The exercise
Leave out any picture and return the remaining listing below exactly as given.

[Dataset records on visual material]
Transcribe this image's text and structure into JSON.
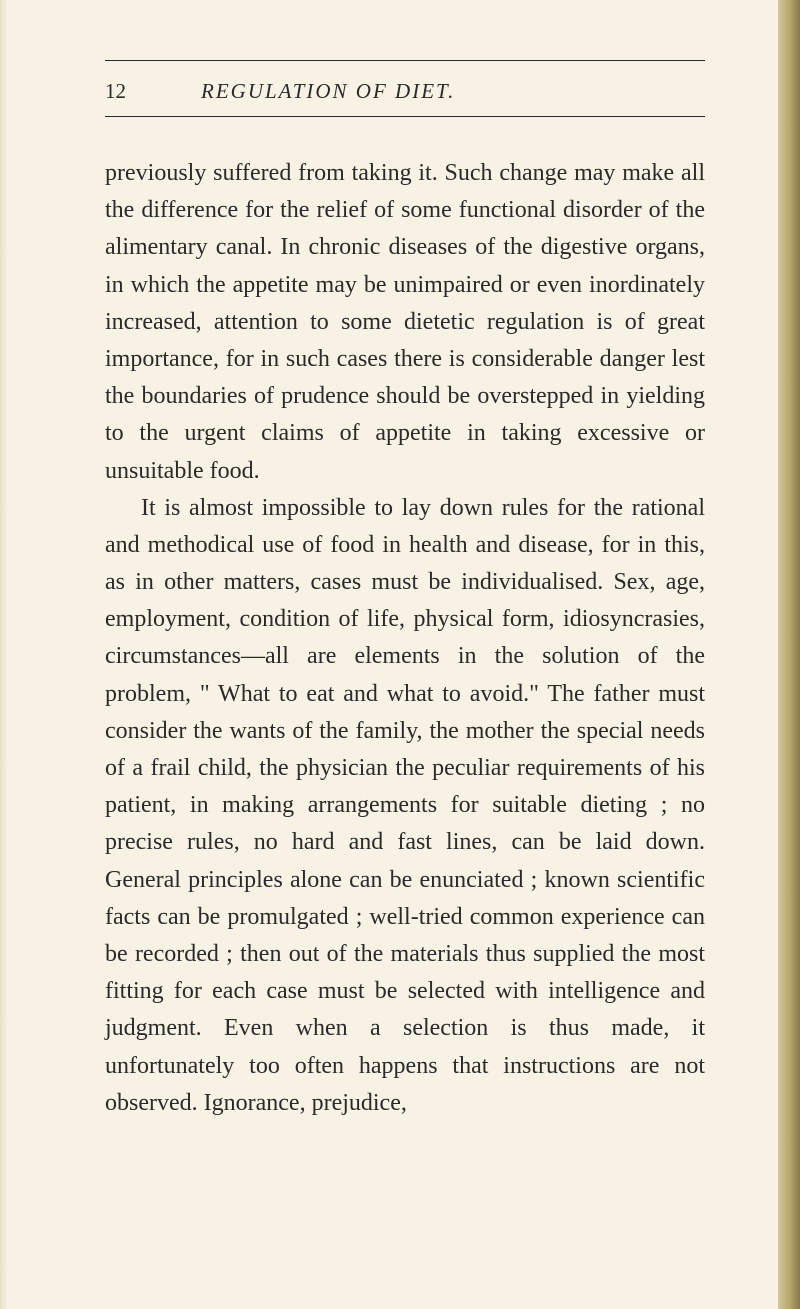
{
  "page": {
    "number": "12",
    "running_title": "REGULATION OF DIET.",
    "paragraphs": [
      "previously suffered from taking it. Such change may make all the difference for the relief of some functional disorder of the alimentary canal. In chronic diseases of the digestive organs, in which the appetite may be unimpaired or even inordinately increased, attention to some dietetic regulation is of great importance, for in such cases there is considerable danger lest the boundaries of prudence should be overstepped in yielding to the urgent claims of appetite in taking excessive or unsuitable food.",
      "It is almost impossible to lay down rules for the rational and methodical use of food in health and disease, for in this, as in other matters, cases must be individualised. Sex, age, employment, condition of life, physical form, idiosyncrasies, circumstances—all are elements in the solution of the problem, \" What to eat and what to avoid.\" The father must consider the wants of the family, the mother the special needs of a frail child, the physician the peculiar requirements of his patient, in making arrangements for suitable dieting ; no precise rules, no hard and fast lines, can be laid down. General principles alone can be enunciated ; known scientific facts can be promulgated ; well-tried common experience can be recorded ; then out of the materials thus supplied the most fitting for each case must be selected with intelligence and judgment. Even when a selection is thus made, it unfortunately too often happens that instructions are not observed. Ignorance, prejudice,"
    ]
  },
  "style": {
    "background_color": "#f7f2e4",
    "text_color": "#2a2a2a",
    "body_fontsize": 24,
    "header_fontsize": 21,
    "line_height": 1.55,
    "edge_gradient": [
      "#d4c79a",
      "#b8a870",
      "#8a7a48"
    ]
  }
}
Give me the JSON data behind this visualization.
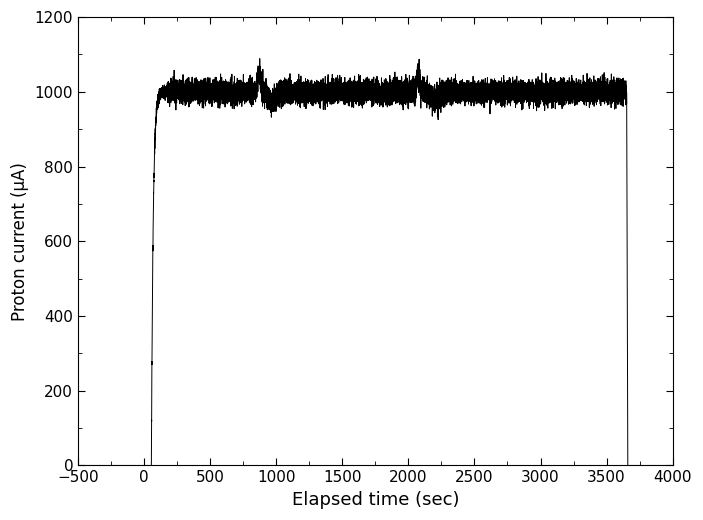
{
  "xlabel": "Elapsed time (sec)",
  "ylabel": "Proton current (μA)",
  "xlim": [
    -500,
    4000
  ],
  "ylim": [
    0,
    1200
  ],
  "xticks": [
    -500,
    0,
    500,
    1000,
    1500,
    2000,
    2500,
    3000,
    3500,
    4000
  ],
  "yticks": [
    0,
    200,
    400,
    600,
    800,
    1000,
    1200
  ],
  "line_color": "#000000",
  "line_width": 0.7,
  "background_color": "#ffffff",
  "rise_start": 55,
  "rise_end": 175,
  "steady_mean": 1000,
  "steady_noise_base": 15,
  "drop_start": 3652,
  "drop_duration": 8,
  "seed": 42,
  "xlabel_fontsize": 13,
  "ylabel_fontsize": 12,
  "tick_fontsize": 11,
  "n_points": 18000
}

Written solution
Transcribe this image's text and structure into JSON.
{
  "page": {
    "number": "12",
    "running_title": "REGULATION OF DIET.",
    "paragraphs": [
      "previously suffered from taking it. Such change may make all the difference for the relief of some functional disorder of the alimentary canal. In chronic diseases of the digestive organs, in which the appetite may be unimpaired or even inordinately increased, attention to some dietetic regulation is of great importance, for in such cases there is considerable danger lest the boundaries of prudence should be overstepped in yielding to the urgent claims of appetite in taking excessive or unsuitable food.",
      "It is almost impossible to lay down rules for the rational and methodical use of food in health and disease, for in this, as in other matters, cases must be individualised. Sex, age, employment, condition of life, physical form, idiosyncrasies, circumstances—all are elements in the solution of the problem, \" What to eat and what to avoid.\" The father must consider the wants of the family, the mother the special needs of a frail child, the physician the peculiar requirements of his patient, in making arrangements for suitable dieting ; no precise rules, no hard and fast lines, can be laid down. General principles alone can be enunciated ; known scientific facts can be promulgated ; well-tried common experience can be recorded ; then out of the materials thus supplied the most fitting for each case must be selected with intelligence and judgment. Even when a selection is thus made, it unfortunately too often happens that instructions are not observed. Ignorance, prejudice,"
    ]
  },
  "style": {
    "background_color": "#f7f2e4",
    "text_color": "#2a2a2a",
    "body_fontsize": 24,
    "header_fontsize": 21,
    "line_height": 1.55,
    "edge_gradient": [
      "#d4c79a",
      "#b8a870",
      "#8a7a48"
    ]
  }
}
Give me the JSON data behind this visualization.
{
  "xlabel": "Elapsed time (sec)",
  "ylabel": "Proton current (μA)",
  "xlim": [
    -500,
    4000
  ],
  "ylim": [
    0,
    1200
  ],
  "xticks": [
    -500,
    0,
    500,
    1000,
    1500,
    2000,
    2500,
    3000,
    3500,
    4000
  ],
  "yticks": [
    0,
    200,
    400,
    600,
    800,
    1000,
    1200
  ],
  "line_color": "#000000",
  "line_width": 0.7,
  "background_color": "#ffffff",
  "rise_start": 55,
  "rise_end": 175,
  "steady_mean": 1000,
  "steady_noise_base": 15,
  "drop_start": 3652,
  "drop_duration": 8,
  "seed": 42,
  "xlabel_fontsize": 13,
  "ylabel_fontsize": 12,
  "tick_fontsize": 11,
  "n_points": 18000
}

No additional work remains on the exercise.